Written task: Leave out the pictures and repeat everything else in the records exactly.

Provided entries:
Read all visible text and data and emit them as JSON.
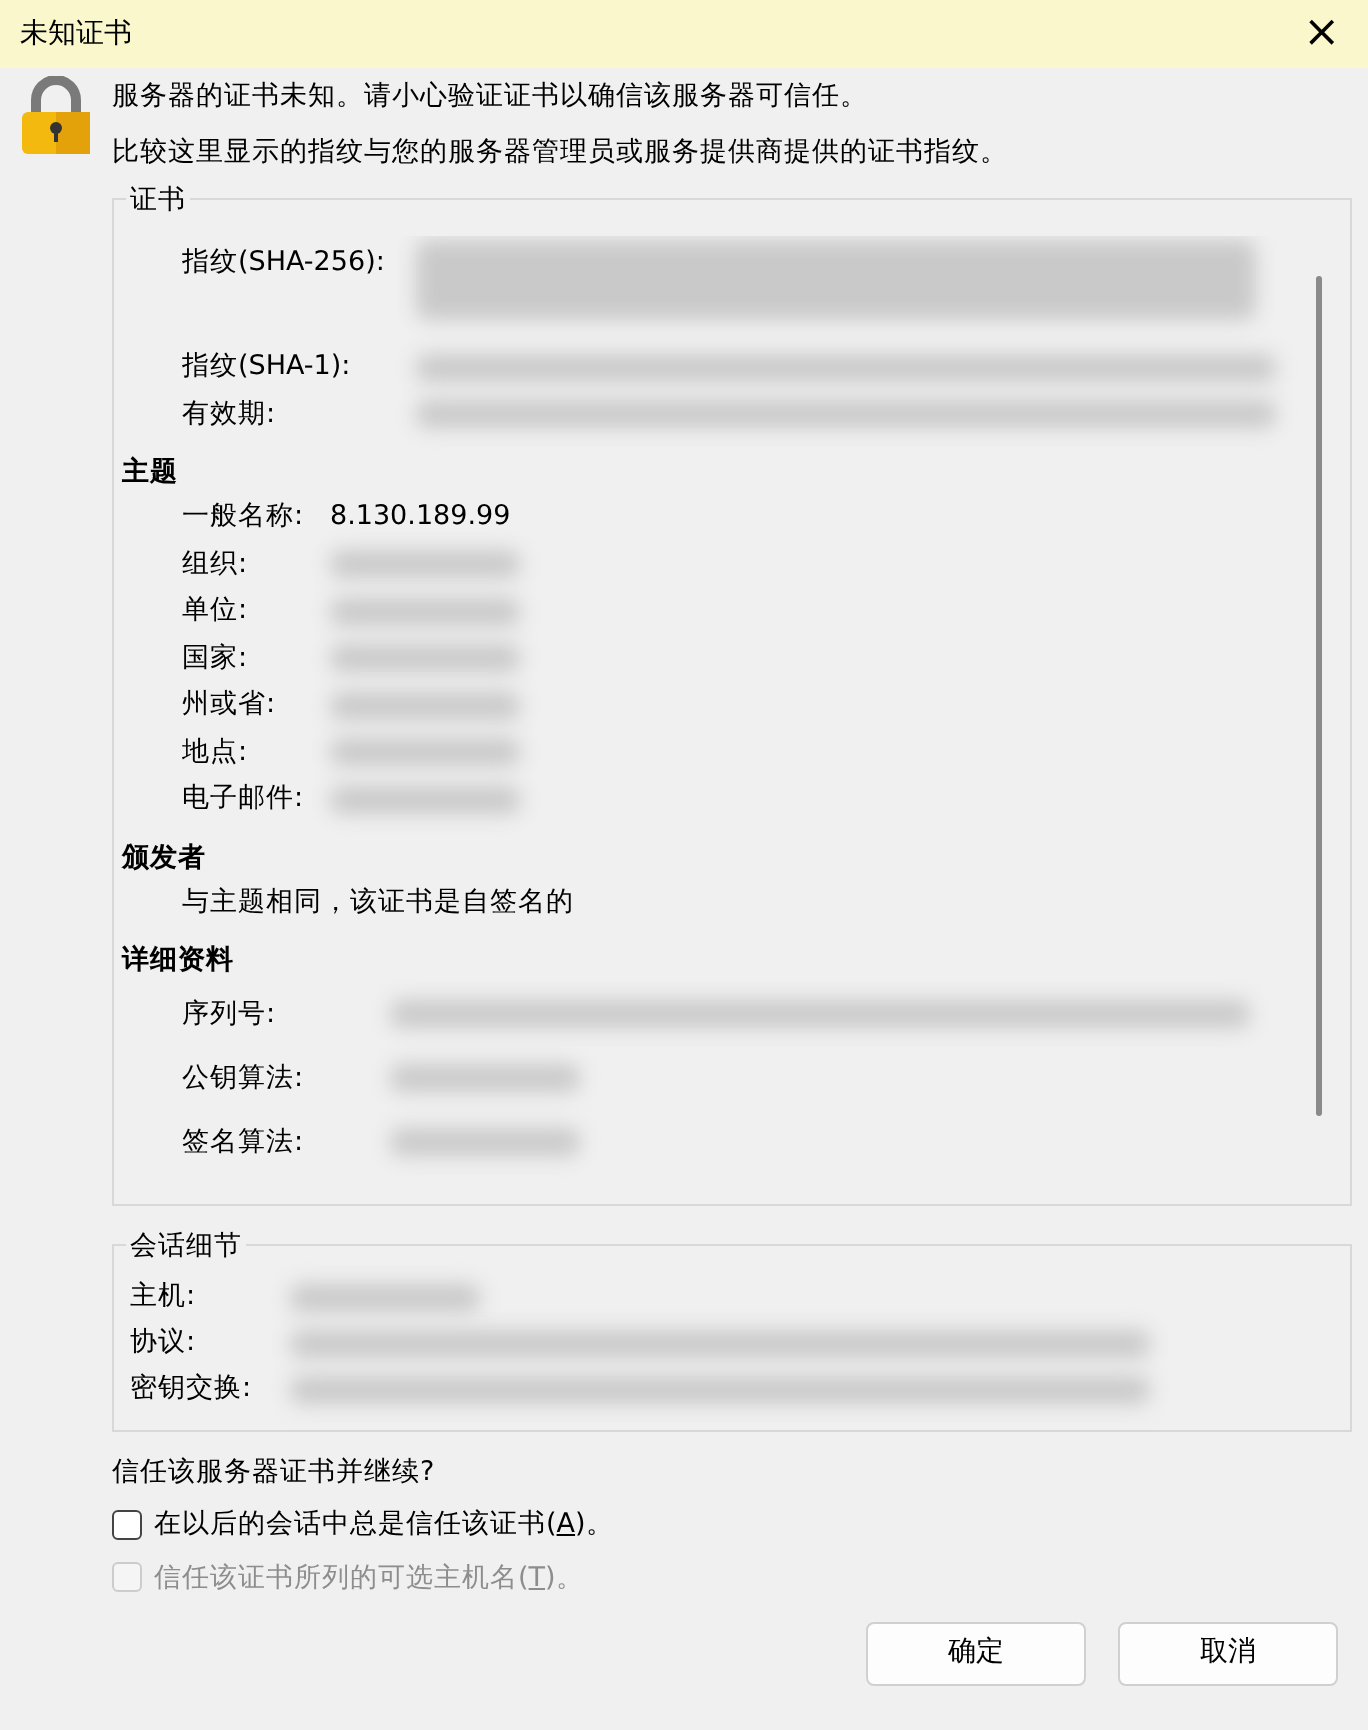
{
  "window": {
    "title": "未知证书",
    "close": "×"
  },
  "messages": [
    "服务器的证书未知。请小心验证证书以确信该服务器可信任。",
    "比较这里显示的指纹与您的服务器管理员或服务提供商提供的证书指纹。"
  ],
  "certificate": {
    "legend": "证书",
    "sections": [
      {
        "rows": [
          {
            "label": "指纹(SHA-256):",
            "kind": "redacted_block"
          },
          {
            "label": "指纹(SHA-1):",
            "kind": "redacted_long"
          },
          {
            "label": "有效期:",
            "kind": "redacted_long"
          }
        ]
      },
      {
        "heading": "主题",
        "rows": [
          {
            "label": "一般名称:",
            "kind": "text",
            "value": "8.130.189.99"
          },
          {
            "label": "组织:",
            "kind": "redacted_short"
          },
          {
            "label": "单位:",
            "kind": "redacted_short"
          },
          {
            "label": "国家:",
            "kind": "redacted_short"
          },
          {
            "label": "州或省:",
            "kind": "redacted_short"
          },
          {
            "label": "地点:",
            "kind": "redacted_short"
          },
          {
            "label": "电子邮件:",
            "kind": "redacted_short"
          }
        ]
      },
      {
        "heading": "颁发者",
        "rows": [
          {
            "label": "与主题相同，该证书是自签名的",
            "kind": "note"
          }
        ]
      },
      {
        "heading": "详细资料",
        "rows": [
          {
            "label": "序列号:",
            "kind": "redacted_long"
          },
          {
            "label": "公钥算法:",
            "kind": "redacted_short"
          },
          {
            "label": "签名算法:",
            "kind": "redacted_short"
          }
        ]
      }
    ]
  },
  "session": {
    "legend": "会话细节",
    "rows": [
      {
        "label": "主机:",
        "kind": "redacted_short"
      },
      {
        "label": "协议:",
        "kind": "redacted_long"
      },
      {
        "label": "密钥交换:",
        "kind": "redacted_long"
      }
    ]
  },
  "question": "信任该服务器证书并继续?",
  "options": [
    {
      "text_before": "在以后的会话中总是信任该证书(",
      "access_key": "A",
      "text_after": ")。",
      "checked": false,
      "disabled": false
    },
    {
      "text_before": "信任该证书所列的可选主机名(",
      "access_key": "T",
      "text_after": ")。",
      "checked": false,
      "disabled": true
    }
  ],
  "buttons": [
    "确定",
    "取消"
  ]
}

Task output:
Read all visible text and data and emit them as JSON.
{
  "window": {
    "title": "未知证书",
    "close": "×"
  },
  "messages": [
    "服务器的证书未知。请小心验证证书以确信该服务器可信任。",
    "比较这里显示的指纹与您的服务器管理员或服务提供商提供的证书指纹。"
  ],
  "certificate": {
    "legend": "证书",
    "sections": [
      {
        "rows": [
          {
            "label": "指纹(SHA-256):",
            "kind": "redacted_block"
          },
          {
            "label": "指纹(SHA-1):",
            "kind": "redacted_long"
          },
          {
            "label": "有效期:",
            "kind": "redacted_long"
          }
        ]
      },
      {
        "heading": "主题",
        "rows": [
          {
            "label": "一般名称:",
            "kind": "text",
            "value": "8.130.189.99"
          },
          {
            "label": "组织:",
            "kind": "redacted_short"
          },
          {
            "label": "单位:",
            "kind": "redacted_short"
          },
          {
            "label": "国家:",
            "kind": "redacted_short"
          },
          {
            "label": "州或省:",
            "kind": "redacted_short"
          },
          {
            "label": "地点:",
            "kind": "redacted_short"
          },
          {
            "label": "电子邮件:",
            "kind": "redacted_short"
          }
        ]
      },
      {
        "heading": "颁发者",
        "rows": [
          {
            "label": "与主题相同，该证书是自签名的",
            "kind": "note"
          }
        ]
      },
      {
        "heading": "详细资料",
        "rows": [
          {
            "label": "序列号:",
            "kind": "redacted_long"
          },
          {
            "label": "公钥算法:",
            "kind": "redacted_short"
          },
          {
            "label": "签名算法:",
            "kind": "redacted_short"
          }
        ]
      }
    ]
  },
  "session": {
    "legend": "会话细节",
    "rows": [
      {
        "label": "主机:",
        "kind": "redacted_short"
      },
      {
        "label": "协议:",
        "kind": "redacted_long"
      },
      {
        "label": "密钥交换:",
        "kind": "redacted_long"
      }
    ]
  },
  "question": "信任该服务器证书并继续?",
  "options": [
    {
      "text_before": "在以后的会话中总是信任该证书(",
      "access_key": "A",
      "text_after": ")。",
      "checked": false,
      "disabled": false
    },
    {
      "text_before": "信任该证书所列的可选主机名(",
      "access_key": "T",
      "text_after": ")。",
      "checked": false,
      "disabled": true
    }
  ],
  "buttons": [
    "确定",
    "取消"
  ]
}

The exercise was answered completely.